Take the line containing "Transcribe this chart's" and every line after it to the end of the records, and copy them exactly, excluding pictures.

Data shown ->
________________

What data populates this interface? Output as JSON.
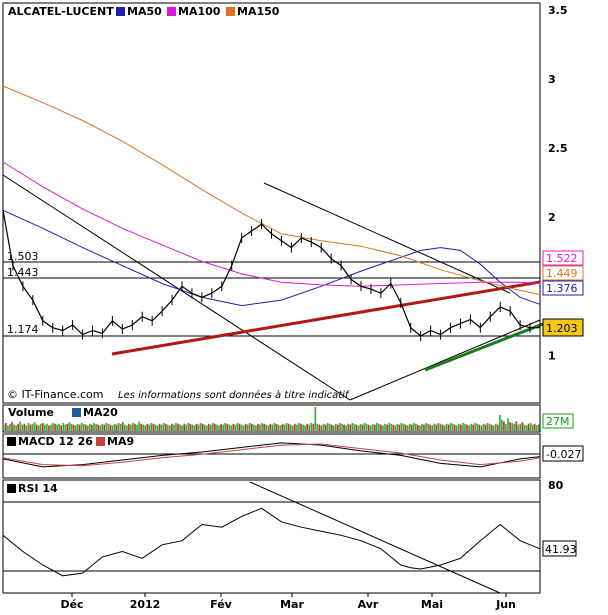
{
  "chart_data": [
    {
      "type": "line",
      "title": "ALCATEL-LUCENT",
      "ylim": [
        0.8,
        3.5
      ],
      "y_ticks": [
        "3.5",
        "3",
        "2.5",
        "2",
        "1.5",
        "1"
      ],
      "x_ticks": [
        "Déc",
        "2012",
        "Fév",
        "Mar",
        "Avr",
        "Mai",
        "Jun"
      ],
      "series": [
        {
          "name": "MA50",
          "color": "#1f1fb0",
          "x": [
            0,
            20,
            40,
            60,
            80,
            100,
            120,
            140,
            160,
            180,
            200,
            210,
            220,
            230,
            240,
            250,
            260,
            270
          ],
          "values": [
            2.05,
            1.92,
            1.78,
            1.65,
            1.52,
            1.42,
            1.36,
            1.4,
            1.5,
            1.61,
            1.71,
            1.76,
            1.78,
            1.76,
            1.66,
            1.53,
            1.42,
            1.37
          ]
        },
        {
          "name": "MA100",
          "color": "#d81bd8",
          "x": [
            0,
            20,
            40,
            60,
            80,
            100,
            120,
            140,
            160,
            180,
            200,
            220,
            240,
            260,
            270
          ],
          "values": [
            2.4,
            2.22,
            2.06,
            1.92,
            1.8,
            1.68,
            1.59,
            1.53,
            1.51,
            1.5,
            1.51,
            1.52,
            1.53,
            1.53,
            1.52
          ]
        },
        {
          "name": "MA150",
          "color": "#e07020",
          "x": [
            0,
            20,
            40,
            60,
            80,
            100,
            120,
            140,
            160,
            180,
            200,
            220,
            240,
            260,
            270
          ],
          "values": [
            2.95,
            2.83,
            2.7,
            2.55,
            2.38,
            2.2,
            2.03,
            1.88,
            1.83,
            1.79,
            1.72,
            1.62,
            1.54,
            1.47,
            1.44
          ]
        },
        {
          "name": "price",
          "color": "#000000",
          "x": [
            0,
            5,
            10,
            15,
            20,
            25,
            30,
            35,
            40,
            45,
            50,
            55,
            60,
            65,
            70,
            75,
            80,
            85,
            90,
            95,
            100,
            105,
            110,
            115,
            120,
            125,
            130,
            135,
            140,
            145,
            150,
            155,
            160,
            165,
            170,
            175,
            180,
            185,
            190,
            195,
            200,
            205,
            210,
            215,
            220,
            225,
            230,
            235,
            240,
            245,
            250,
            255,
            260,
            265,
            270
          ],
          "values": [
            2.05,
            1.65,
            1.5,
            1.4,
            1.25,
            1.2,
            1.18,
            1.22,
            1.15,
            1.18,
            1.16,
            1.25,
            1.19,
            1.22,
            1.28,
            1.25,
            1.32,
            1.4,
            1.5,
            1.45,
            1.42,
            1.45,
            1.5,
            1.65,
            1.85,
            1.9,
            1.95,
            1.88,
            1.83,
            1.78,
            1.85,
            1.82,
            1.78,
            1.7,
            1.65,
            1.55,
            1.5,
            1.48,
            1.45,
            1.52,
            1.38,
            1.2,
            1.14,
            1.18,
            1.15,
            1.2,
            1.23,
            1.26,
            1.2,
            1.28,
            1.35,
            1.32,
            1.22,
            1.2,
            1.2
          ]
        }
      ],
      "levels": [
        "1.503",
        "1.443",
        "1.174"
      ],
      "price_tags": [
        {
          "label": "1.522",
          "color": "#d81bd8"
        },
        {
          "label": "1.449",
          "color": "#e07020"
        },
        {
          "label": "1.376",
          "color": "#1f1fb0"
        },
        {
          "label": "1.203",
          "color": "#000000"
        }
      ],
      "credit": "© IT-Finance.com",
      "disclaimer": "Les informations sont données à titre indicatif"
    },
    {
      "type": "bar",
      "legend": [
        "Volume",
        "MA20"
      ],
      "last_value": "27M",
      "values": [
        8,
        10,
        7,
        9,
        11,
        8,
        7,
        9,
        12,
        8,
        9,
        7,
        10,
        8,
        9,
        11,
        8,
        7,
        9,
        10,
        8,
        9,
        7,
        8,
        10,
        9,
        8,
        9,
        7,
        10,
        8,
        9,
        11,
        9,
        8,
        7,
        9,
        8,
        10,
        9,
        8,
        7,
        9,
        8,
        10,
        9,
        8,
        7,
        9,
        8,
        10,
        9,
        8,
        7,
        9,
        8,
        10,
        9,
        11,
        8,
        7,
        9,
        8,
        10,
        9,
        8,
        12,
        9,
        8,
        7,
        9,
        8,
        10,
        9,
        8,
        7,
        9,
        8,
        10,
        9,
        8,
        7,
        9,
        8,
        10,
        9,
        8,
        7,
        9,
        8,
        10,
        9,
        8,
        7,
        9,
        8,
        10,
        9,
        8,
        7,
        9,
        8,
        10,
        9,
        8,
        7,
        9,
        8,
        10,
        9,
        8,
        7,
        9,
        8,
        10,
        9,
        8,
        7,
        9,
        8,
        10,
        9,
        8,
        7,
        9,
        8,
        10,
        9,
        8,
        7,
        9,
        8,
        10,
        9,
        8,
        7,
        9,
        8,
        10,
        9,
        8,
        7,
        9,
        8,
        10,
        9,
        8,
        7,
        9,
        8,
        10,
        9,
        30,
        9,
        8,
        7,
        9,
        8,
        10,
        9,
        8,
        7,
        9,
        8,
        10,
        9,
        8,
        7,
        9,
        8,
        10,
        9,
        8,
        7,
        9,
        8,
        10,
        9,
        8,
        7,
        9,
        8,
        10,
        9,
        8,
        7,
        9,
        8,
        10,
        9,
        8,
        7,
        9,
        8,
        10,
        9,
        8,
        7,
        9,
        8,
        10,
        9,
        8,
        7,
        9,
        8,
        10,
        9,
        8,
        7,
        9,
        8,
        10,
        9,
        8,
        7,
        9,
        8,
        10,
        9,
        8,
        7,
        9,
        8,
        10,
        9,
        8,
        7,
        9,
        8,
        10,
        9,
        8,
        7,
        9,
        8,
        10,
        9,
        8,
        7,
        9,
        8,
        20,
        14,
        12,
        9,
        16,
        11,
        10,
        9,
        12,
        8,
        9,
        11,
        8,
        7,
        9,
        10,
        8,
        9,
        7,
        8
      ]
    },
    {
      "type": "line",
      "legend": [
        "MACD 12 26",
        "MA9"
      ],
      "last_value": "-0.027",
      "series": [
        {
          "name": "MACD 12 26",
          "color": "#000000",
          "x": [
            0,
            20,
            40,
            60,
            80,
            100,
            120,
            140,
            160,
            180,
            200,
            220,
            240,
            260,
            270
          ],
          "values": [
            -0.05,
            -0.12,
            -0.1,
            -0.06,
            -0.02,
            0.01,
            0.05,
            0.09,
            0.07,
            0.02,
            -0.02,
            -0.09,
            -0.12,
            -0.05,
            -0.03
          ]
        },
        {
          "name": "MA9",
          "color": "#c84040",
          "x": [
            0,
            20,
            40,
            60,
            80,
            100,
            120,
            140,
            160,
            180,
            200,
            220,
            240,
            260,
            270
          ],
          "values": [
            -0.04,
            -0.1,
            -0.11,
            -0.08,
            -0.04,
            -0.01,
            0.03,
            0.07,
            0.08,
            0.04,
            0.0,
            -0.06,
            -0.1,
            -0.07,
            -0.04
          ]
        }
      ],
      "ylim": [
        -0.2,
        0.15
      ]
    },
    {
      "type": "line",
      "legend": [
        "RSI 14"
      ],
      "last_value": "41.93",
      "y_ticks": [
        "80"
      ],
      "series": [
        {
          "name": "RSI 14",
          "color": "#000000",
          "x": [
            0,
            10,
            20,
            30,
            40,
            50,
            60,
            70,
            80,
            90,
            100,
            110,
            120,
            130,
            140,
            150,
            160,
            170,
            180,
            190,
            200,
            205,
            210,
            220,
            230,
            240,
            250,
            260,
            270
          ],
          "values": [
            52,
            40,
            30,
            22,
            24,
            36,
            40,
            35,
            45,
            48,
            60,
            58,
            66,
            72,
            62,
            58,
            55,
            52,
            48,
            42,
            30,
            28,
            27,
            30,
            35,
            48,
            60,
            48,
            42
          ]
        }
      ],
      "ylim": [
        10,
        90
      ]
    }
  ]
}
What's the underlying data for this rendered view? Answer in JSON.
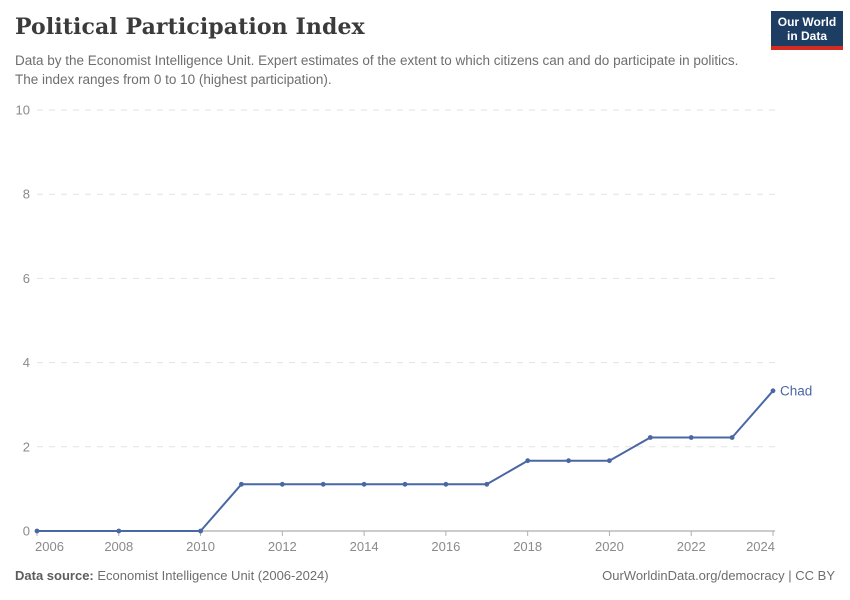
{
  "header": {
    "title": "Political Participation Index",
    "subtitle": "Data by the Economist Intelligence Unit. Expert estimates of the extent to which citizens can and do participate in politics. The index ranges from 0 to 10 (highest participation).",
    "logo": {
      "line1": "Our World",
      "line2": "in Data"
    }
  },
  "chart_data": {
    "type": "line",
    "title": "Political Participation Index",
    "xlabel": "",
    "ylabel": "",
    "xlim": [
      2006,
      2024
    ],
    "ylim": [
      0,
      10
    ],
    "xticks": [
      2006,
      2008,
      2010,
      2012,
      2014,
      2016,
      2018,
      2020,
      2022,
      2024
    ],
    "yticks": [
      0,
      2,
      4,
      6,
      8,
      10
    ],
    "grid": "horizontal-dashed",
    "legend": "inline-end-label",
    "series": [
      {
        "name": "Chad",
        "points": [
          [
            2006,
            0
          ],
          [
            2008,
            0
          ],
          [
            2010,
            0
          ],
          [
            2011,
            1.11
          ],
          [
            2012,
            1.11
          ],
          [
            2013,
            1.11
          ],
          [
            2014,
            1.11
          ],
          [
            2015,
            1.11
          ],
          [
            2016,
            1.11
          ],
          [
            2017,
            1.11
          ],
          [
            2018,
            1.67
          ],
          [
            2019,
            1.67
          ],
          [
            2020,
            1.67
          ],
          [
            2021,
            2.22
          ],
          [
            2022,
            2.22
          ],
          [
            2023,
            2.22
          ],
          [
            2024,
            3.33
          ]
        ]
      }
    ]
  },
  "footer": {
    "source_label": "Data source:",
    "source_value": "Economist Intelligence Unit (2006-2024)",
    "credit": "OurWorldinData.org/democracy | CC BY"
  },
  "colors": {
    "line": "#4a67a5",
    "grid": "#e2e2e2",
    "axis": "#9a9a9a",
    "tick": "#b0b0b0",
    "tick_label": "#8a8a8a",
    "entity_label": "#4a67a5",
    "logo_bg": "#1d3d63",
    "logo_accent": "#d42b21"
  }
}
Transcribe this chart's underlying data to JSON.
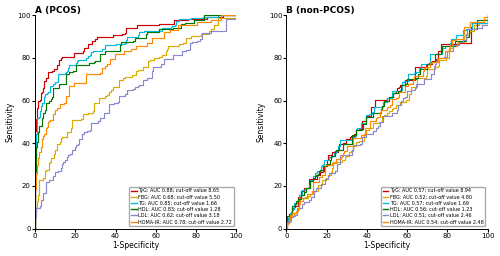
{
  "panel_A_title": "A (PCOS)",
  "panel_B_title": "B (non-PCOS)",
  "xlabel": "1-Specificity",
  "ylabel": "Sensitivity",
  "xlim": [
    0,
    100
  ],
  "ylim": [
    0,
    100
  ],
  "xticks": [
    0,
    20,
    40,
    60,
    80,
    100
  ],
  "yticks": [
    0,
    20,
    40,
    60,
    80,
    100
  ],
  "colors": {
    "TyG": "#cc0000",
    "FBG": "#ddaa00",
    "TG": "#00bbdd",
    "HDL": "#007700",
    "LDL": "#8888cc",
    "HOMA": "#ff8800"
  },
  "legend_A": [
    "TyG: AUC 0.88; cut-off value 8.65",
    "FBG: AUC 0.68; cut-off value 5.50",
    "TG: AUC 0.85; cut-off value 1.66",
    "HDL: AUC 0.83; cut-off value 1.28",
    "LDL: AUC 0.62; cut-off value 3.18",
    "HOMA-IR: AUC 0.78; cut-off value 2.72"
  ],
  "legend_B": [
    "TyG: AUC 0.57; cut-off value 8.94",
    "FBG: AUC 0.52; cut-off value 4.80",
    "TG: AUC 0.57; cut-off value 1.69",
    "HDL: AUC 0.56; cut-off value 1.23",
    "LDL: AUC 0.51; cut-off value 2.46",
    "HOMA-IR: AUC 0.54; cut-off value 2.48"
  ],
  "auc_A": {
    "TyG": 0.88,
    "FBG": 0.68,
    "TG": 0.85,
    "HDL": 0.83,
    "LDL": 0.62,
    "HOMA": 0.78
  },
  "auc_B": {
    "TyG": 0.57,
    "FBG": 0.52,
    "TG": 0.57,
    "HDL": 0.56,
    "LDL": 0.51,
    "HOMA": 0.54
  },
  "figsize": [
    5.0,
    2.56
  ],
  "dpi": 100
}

________________

Complete output ->
Transcribe this chart's underlying data to JSON.
{
  "panel_A_title": "A (PCOS)",
  "panel_B_title": "B (non-PCOS)",
  "xlabel": "1-Specificity",
  "ylabel": "Sensitivity",
  "xlim": [
    0,
    100
  ],
  "ylim": [
    0,
    100
  ],
  "xticks": [
    0,
    20,
    40,
    60,
    80,
    100
  ],
  "yticks": [
    0,
    20,
    40,
    60,
    80,
    100
  ],
  "colors": {
    "TyG": "#cc0000",
    "FBG": "#ddaa00",
    "TG": "#00bbdd",
    "HDL": "#007700",
    "LDL": "#8888cc",
    "HOMA": "#ff8800"
  },
  "legend_A": [
    "TyG: AUC 0.88; cut-off value 8.65",
    "FBG: AUC 0.68; cut-off value 5.50",
    "TG: AUC 0.85; cut-off value 1.66",
    "HDL: AUC 0.83; cut-off value 1.28",
    "LDL: AUC 0.62; cut-off value 3.18",
    "HOMA-IR: AUC 0.78; cut-off value 2.72"
  ],
  "legend_B": [
    "TyG: AUC 0.57; cut-off value 8.94",
    "FBG: AUC 0.52; cut-off value 4.80",
    "TG: AUC 0.57; cut-off value 1.69",
    "HDL: AUC 0.56; cut-off value 1.23",
    "LDL: AUC 0.51; cut-off value 2.46",
    "HOMA-IR: AUC 0.54; cut-off value 2.48"
  ],
  "auc_A": {
    "TyG": 0.88,
    "FBG": 0.68,
    "TG": 0.85,
    "HDL": 0.83,
    "LDL": 0.62,
    "HOMA": 0.78
  },
  "auc_B": {
    "TyG": 0.57,
    "FBG": 0.52,
    "TG": 0.57,
    "HDL": 0.56,
    "LDL": 0.51,
    "HOMA": 0.54
  },
  "figsize": [
    5.0,
    2.56
  ],
  "dpi": 100
}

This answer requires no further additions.